SOURCE EXTRACT:
Abstract
Pulmonary hypoplasia is the incomplete development of lung tissue. A reduced number of lung cells, airways, and alveoli is the hallmark and can be seen unilaterally or in both lungs. The diagnosis, however, is usually made upon pathologic examination. Here we have presented a case of a term infant presenting with severe hypoxemic respiratory failure. Despite optimizing medical and respiratory management, the infant passed away at 22 hours of life. On autopsy, she was discovered to have bilateral diaphragmatic eventrations, which is a rare cause of secondary pulmonary hypoplasia. She also was found to have some other minor abnormalities on autopsy but no unifying cause for the eventrations and other abnormalities was elucidated.
Keywords: pulmonary hypoplasia, respiratory failure, diaphragmatic eventration
Introduction
Pulmonary hypoplasia can be caused by multiple different mechanisms and is the end result of deficient lung development leading to a decreased number of small airways, alveoli, and pulmonary blood vessels [1]. Pulmonary hypoplasia can be grouped into primary pulmonary hypoplasia, in which it is the intrinsic lung development that is abnormal, or secondary pulmonary hypoplasia, in which the lung development is compromised secondary to another abnormality. Oligohydramnios is a common cause of secondary pulmonary hypoplasia and can be due to renal malformations, early and prolonged amniotic fluid leak, placental abnormalities, or intrauterine growth restriction. Lesions that occur in the thorax can cause compression of the lungs and lead to hypoplasia, as is seen with congenital diaphragmatic hernia, cystic lung disease, or extreme cardiomegaly. Absence or abnormal diaphragmatic activity, which can prevent chest wall expansion and breathing movements, can also lead to pulmonary hypoplasia, as in our case [1]. Bilateral diaphragmatic eventration is not common and physicians must keep the diagnosis in mind for children with severe respiratory failure with presumed pulmonary hypoplasia that cannot be attributed to oligohydramnios or mass occupying lesions.
Case presentation
Baby L was a 37 1/7 week female infant born to a 26yo G3P3 mother via cesarean section for failure to progress and non-reassuring fetal heart tones. Pregnancy was complicated by new-onset polyhydramnios at 35 weeks. At 36 3/7 weeks, the amniotic fluid index was noted to be 40.6 cm, increasing to 41.2 cm prior to delivery. Previous ultrasounds were reportedly normal. The mother was followed with serial biophysical profiles with scores of 8/8 at her last two visits prior to delivery.
Maternal prenatal labs were unremarkable and past medical history was significant only for kidney stones, status post lithotripsy.

Data records:
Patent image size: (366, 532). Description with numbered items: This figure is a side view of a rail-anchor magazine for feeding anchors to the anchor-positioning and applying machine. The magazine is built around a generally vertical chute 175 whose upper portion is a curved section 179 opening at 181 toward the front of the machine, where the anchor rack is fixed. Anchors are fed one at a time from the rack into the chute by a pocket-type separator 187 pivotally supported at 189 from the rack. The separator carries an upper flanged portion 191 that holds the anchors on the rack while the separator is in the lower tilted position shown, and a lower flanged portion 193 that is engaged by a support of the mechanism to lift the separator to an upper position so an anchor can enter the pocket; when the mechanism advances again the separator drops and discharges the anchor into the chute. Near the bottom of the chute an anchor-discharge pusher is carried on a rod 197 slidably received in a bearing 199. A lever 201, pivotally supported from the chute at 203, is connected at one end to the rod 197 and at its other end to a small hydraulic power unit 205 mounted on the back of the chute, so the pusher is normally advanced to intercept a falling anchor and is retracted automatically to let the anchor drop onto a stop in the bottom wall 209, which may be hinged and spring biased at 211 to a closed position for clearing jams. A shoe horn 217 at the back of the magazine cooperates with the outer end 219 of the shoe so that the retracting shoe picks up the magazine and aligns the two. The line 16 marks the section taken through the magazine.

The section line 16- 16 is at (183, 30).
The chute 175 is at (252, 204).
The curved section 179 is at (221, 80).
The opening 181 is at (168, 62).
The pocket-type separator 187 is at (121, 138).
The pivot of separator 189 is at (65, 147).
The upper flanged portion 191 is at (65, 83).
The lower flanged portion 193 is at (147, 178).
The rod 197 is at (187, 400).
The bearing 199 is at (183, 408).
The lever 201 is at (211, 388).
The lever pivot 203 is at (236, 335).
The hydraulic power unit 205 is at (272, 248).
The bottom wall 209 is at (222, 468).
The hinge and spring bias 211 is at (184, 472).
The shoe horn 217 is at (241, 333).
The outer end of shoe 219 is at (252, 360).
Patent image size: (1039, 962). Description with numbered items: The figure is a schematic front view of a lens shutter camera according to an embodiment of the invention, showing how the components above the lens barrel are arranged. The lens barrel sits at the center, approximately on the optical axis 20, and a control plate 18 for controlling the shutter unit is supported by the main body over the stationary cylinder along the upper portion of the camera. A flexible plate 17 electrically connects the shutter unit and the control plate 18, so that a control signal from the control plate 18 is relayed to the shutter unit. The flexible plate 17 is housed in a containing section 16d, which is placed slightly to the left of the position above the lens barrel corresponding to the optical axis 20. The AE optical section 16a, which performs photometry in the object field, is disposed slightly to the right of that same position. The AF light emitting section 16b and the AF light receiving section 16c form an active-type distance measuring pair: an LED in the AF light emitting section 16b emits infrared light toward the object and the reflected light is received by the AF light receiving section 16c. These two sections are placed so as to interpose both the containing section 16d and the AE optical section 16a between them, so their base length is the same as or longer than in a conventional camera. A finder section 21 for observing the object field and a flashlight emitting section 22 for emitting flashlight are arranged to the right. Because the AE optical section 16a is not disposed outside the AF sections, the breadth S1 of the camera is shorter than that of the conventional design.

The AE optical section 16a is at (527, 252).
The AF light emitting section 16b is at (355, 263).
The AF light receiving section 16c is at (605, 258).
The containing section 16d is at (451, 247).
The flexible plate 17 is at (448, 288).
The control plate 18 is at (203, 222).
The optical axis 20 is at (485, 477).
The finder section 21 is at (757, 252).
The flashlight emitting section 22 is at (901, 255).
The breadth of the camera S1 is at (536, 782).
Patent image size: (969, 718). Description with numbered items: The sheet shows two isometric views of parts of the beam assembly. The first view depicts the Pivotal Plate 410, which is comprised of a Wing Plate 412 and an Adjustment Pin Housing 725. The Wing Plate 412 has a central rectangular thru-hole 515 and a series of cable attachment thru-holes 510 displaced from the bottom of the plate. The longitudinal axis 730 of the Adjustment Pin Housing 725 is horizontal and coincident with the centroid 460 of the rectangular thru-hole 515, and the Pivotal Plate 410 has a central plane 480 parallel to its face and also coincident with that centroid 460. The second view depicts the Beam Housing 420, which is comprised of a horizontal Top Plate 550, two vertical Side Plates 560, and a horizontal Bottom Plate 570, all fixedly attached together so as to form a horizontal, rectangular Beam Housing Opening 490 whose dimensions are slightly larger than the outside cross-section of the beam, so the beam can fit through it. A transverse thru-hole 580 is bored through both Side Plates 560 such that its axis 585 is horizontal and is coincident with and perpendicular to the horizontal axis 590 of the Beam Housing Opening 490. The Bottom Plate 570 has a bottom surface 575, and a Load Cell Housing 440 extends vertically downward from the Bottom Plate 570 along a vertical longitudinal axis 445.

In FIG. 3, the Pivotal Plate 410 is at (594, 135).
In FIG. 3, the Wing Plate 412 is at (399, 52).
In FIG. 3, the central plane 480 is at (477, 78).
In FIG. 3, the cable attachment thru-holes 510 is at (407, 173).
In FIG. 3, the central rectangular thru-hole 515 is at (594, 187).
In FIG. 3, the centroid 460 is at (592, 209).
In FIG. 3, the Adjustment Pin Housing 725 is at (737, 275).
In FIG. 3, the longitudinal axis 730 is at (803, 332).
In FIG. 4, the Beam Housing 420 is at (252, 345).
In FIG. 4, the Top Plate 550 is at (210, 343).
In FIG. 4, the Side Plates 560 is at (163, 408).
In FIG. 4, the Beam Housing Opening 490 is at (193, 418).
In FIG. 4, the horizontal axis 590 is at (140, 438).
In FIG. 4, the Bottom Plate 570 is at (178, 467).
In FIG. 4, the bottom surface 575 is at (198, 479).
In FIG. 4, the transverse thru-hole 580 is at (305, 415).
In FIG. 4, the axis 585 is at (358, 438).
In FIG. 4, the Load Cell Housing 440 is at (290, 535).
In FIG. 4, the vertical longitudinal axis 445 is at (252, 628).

DIRECTIONS:
[A] Summarize the case report in two sentences.
[B] Set down word for word the passage of the case report starting at "Case presentation" and ending at "visits prior to delivery.".
[C] Decide whether each statement agrees with the case report, answering yes or no and quoting the words that settle it: (i) The infant died at 22 hours of life. (ii) Earlier ultrasounds during the pregnancy were reportedly abnormal. (iii) Oligohydramnios complicated the pregnancy at 35 weeks.
The data records have no connection to the case report.

TASK-BY-TASK ANSWERS:
[A] The case report describes a term female infant who developed severe hypoxemic respiratory failure and died at 22 hours of life despite optimized medical and respiratory management. Autopsy found bilateral diaphragmatic eventrations, a rare cause of secondary pulmonary hypoplasia, along with some other minor abnormalities, but no unifying cause was elucidated.

[B]
Case presentation
Baby L was a 37 1/7 week female infant born to a 26yo G3P3 mother via cesarean section for failure to progress and non-reassuring fetal heart tones. Pregnancy was complicated by new-onset polyhydramnios at 35 weeks. At 36 3/7 weeks, the amniotic fluid index was noted to be 40.6 cm, increasing to 41.2 cm prior to delivery. Previous ultrasounds were reportedly normal. The mother was followed with serial biophysical profiles with scores of 8/8 at her last two visits prior to delivery.

[C]
(i) Yes: "the infant passed away at 22 hours of life."
(ii) No: "Previous ultrasounds were reportedly normal."
(iii) No: "Pregnancy was complicated by new-onset polyhydramnios at 35 weeks."